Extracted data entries
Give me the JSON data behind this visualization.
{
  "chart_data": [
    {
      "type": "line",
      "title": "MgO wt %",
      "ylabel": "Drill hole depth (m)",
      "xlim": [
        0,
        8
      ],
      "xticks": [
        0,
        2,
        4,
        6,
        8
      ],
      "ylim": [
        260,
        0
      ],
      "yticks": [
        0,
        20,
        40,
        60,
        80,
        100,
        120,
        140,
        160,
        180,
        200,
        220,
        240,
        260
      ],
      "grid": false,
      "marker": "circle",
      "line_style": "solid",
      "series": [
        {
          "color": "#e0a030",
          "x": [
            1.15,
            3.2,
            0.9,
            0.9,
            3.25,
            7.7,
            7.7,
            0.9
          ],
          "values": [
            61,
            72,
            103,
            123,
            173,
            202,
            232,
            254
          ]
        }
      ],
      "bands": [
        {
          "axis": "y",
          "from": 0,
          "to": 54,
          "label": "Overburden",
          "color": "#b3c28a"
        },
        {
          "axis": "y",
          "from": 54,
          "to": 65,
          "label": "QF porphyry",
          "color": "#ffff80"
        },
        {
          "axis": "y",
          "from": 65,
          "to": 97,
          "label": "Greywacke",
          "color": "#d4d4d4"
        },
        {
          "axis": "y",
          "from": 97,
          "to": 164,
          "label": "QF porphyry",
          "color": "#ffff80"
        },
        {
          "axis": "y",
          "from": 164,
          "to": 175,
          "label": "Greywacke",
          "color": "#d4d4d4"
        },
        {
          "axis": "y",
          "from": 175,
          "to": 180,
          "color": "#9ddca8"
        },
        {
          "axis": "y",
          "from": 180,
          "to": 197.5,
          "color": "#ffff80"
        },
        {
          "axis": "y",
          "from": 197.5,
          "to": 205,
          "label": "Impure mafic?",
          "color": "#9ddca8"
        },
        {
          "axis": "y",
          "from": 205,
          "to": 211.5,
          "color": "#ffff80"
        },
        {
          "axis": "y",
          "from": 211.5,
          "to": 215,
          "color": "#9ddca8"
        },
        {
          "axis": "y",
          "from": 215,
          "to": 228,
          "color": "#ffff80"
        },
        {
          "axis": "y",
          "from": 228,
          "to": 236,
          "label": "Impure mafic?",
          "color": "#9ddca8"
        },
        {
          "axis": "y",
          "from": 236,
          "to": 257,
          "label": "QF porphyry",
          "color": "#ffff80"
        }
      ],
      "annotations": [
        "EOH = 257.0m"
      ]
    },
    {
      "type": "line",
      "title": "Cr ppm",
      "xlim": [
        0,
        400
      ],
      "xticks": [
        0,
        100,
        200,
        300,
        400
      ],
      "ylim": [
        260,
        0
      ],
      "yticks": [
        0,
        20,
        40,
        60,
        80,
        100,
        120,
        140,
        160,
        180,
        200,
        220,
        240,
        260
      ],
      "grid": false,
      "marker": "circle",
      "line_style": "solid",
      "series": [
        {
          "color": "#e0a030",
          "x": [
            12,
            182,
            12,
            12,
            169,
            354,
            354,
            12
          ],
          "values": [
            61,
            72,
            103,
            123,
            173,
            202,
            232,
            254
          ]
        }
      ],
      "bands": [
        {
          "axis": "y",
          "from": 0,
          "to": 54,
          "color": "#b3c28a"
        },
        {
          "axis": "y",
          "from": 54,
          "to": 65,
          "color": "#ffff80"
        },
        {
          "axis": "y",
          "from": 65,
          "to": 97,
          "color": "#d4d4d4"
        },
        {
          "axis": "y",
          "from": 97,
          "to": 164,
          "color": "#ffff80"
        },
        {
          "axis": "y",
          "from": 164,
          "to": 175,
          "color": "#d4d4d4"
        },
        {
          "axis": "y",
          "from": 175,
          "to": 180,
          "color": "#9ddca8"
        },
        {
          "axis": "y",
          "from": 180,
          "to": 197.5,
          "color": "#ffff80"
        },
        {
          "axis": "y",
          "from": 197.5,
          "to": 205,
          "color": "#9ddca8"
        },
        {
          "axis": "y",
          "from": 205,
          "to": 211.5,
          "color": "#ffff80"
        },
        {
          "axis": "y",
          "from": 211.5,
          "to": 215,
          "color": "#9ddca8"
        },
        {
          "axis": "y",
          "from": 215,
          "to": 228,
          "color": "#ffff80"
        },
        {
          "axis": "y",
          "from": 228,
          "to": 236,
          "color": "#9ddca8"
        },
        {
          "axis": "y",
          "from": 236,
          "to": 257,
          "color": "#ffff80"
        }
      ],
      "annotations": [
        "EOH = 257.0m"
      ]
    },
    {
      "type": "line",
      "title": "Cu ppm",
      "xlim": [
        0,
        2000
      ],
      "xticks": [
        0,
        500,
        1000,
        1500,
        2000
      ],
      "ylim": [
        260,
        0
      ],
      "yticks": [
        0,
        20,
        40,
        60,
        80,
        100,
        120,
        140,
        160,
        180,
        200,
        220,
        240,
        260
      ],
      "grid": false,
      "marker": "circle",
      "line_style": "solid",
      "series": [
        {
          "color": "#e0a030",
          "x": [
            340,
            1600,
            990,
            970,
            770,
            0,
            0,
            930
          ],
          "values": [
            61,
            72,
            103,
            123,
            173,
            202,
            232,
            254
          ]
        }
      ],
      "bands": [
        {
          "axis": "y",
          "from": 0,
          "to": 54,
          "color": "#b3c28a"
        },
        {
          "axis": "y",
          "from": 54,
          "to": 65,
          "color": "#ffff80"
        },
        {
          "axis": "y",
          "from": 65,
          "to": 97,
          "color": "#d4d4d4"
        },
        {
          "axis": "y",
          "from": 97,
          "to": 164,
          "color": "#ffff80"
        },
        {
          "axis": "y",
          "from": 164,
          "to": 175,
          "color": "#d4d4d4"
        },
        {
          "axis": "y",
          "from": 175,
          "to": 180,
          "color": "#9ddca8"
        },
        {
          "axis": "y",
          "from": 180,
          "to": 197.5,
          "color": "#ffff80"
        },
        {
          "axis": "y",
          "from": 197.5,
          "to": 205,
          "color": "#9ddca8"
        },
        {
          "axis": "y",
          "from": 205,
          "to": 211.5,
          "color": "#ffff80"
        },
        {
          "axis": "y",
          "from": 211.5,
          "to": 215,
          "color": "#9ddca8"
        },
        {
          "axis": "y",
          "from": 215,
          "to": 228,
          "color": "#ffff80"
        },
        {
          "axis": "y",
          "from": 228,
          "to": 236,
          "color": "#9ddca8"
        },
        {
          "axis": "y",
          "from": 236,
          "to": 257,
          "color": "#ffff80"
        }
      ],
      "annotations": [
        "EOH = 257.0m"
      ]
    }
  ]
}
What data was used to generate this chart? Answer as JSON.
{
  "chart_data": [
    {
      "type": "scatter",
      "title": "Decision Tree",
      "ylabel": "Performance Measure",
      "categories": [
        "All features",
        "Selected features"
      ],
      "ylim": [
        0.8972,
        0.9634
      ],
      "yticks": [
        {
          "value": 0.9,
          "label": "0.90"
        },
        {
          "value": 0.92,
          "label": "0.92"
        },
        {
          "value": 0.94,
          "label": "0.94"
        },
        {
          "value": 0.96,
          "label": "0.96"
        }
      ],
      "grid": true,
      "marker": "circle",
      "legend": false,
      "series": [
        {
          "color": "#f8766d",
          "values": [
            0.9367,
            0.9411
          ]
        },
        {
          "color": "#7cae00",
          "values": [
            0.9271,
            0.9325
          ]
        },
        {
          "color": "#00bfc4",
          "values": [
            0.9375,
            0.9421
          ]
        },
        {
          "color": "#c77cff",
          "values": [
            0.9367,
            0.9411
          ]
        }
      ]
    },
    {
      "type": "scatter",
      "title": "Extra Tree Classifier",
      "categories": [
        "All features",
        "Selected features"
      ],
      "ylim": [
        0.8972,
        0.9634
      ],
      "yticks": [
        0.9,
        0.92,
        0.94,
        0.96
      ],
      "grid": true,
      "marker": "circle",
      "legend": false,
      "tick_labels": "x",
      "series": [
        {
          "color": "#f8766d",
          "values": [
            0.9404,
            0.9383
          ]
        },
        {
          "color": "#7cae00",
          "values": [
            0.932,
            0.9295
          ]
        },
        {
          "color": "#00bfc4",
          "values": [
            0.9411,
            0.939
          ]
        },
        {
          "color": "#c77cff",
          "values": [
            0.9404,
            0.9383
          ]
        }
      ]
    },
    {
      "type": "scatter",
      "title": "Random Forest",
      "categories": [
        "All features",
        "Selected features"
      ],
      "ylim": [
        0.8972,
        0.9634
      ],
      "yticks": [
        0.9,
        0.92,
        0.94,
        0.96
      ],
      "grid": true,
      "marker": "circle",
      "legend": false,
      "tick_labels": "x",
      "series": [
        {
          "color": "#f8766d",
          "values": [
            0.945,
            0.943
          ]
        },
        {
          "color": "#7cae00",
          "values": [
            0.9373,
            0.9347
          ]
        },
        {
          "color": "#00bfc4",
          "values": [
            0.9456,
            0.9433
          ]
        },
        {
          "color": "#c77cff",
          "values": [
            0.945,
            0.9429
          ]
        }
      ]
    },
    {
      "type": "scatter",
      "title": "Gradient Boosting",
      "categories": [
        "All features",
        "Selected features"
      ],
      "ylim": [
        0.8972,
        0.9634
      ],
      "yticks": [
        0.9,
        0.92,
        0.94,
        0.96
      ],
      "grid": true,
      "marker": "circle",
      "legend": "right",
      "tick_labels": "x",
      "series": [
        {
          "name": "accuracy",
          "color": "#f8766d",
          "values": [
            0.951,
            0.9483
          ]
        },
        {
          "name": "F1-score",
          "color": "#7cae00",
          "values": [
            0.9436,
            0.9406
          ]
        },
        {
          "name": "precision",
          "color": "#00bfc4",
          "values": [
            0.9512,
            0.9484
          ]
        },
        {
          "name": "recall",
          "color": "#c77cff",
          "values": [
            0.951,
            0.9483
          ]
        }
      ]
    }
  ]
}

_PROBLEM DETAILS_
Sift the material for lines with the string "Tree". Copy each one found.

_SOLUTION BELOW_
      "title": "Decision Tree",
      "title": "Extra Tree Classifier",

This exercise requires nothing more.